*Text segment:*

-- Opening Marker --

Neptune’s Ocean Floor Exploration

While the possibility of ocean floor mining opens up a new world to explore, this unique environment needs to be protected.

International exploration company Neptune Minerals explained how, as their exploration programme was commissioned at Mount Maunganui in mid May.

The company is exploring an area in the Kermadec volcanic arc using high resolution seafloor mapping and remote sampling of sulphide targets – Seafloor Massive Sulphides (SMS). The company is interested in gold, silver, lead, zinc and copper that is found near ‘cold’ ‘black smokers’. Black smokers are hydrothermal vents on the ocean floor that follow the “Pacific Rim of Fire’ to the northeast of the North Island. They expel large amounts of hot mineral-rich fluid into the sea, building up small stalagmite-like ‘mini volcanoes’ in the process. A ‘cold’ black smoker is one that is no longer active.

Black smoker systems have been researched for several decades, but it is only recently that their commercial potential has been recognised. SMS mounds cover areas the size of a few football fields on the sea floor. The commercial attraction comes from the possibility of finding multiple mounds, with recovered chimney samples being values at over $1000 a tonne at today’s prices.

above: Dr. John Feenan with the Sub Atlantic Comanche ROV capable of operating to a depth of 3000 metres.
Dr John Feenan is in charge of the expedition. He describes finding their target as being something like being in a hot air balloon high above an area the size of Wellington Harbour and trying to pick up a sample sitting on a car trailer in the middle of the Cake Tin.

-- Closing Marker --

*Task description:* Could you copy out the whole article on Neptune's ocean floor exploration, word for word?

[Stored items]
-- Opening Marker --

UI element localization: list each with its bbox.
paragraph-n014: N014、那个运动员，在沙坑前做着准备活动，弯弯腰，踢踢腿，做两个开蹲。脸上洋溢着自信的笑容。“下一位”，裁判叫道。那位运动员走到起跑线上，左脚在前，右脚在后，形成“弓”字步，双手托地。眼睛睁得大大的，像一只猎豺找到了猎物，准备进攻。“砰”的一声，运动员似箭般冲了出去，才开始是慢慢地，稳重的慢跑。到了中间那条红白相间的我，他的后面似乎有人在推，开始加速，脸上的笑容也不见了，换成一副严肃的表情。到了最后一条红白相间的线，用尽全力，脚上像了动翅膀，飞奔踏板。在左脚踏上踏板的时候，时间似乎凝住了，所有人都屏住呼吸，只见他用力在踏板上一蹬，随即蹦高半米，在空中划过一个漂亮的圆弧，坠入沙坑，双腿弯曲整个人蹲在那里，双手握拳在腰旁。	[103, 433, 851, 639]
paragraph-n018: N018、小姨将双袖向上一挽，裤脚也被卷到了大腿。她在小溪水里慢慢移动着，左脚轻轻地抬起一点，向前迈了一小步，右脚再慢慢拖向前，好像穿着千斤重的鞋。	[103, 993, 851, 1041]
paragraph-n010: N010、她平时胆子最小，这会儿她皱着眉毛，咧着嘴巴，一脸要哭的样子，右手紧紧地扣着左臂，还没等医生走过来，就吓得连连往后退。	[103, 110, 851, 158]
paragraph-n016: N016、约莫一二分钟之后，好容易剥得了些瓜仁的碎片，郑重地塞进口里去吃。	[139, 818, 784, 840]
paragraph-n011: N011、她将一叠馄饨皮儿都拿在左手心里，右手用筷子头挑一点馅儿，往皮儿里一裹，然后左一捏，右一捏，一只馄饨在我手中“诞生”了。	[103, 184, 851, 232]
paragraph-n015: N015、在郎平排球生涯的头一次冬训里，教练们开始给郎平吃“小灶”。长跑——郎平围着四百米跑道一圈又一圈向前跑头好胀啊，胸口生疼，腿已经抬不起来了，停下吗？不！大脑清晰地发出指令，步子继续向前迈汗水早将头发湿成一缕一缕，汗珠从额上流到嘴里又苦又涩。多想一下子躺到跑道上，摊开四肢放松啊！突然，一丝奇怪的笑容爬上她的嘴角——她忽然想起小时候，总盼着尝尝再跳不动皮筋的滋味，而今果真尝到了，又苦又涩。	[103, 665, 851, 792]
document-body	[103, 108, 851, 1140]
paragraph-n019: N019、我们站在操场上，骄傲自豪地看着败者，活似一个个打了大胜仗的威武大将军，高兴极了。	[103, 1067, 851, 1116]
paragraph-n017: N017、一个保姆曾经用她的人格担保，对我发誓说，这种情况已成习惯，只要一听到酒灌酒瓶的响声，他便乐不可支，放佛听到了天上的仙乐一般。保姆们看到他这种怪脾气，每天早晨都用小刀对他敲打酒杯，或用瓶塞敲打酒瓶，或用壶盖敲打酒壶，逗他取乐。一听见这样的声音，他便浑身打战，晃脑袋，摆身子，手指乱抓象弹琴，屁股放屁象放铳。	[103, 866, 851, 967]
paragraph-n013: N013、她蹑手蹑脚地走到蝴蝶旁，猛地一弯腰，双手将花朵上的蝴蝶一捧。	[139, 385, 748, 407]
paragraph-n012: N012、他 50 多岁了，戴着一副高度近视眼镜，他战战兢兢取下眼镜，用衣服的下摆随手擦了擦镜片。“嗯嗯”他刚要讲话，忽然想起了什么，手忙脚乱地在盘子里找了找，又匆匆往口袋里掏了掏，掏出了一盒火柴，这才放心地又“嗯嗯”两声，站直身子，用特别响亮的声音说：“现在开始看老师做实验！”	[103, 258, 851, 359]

-- Closing Marker --

*Written reply:*
Neptune’s Ocean Floor Exploration

While the possibility of ocean floor mining opens up a new world to explore, this unique environment needs to be protected.

International exploration company Neptune Minerals explained how, as their exploration programme was commissioned at Mount Maunganui in mid May.

The company is exploring an area in the Kermadec volcanic arc using high resolution seafloor mapping and remote sampling of sulphide targets – Seafloor Massive Sulphides (SMS). The company is interested in gold, silver, lead, zinc and copper that is found near ‘cold’ ‘black smokers’. Black smokers are hydrothermal vents on the ocean floor that follow the “Pacific Rim of Fire’ to the northeast of the North Island. They expel large amounts of hot mineral-rich fluid into the sea, building up small stalagmite-like ‘mini volcanoes’ in the process. A ‘cold’ black smoker is one that is no longer active.

Black smoker systems have been researched for several decades, but it is only recently that their commercial potential has been recognised. SMS mounds cover areas the size of a few football fields on the sea floor. The commercial attraction comes from the possibility of finding multiple mounds, with recovered chimney samples being values at over $1000 a tonne at today’s prices.

above: Dr. John Feenan with the Sub Atlantic Comanche ROV capable of operating to a depth of 3000 metres.
Dr John Feenan is in charge of the expedition. He describes finding their target as being something like being in a hot air balloon high above an area the size of Wellington Harbour and trying to pick up a sample sitting on a car trailer in the middle of the Cake Tin.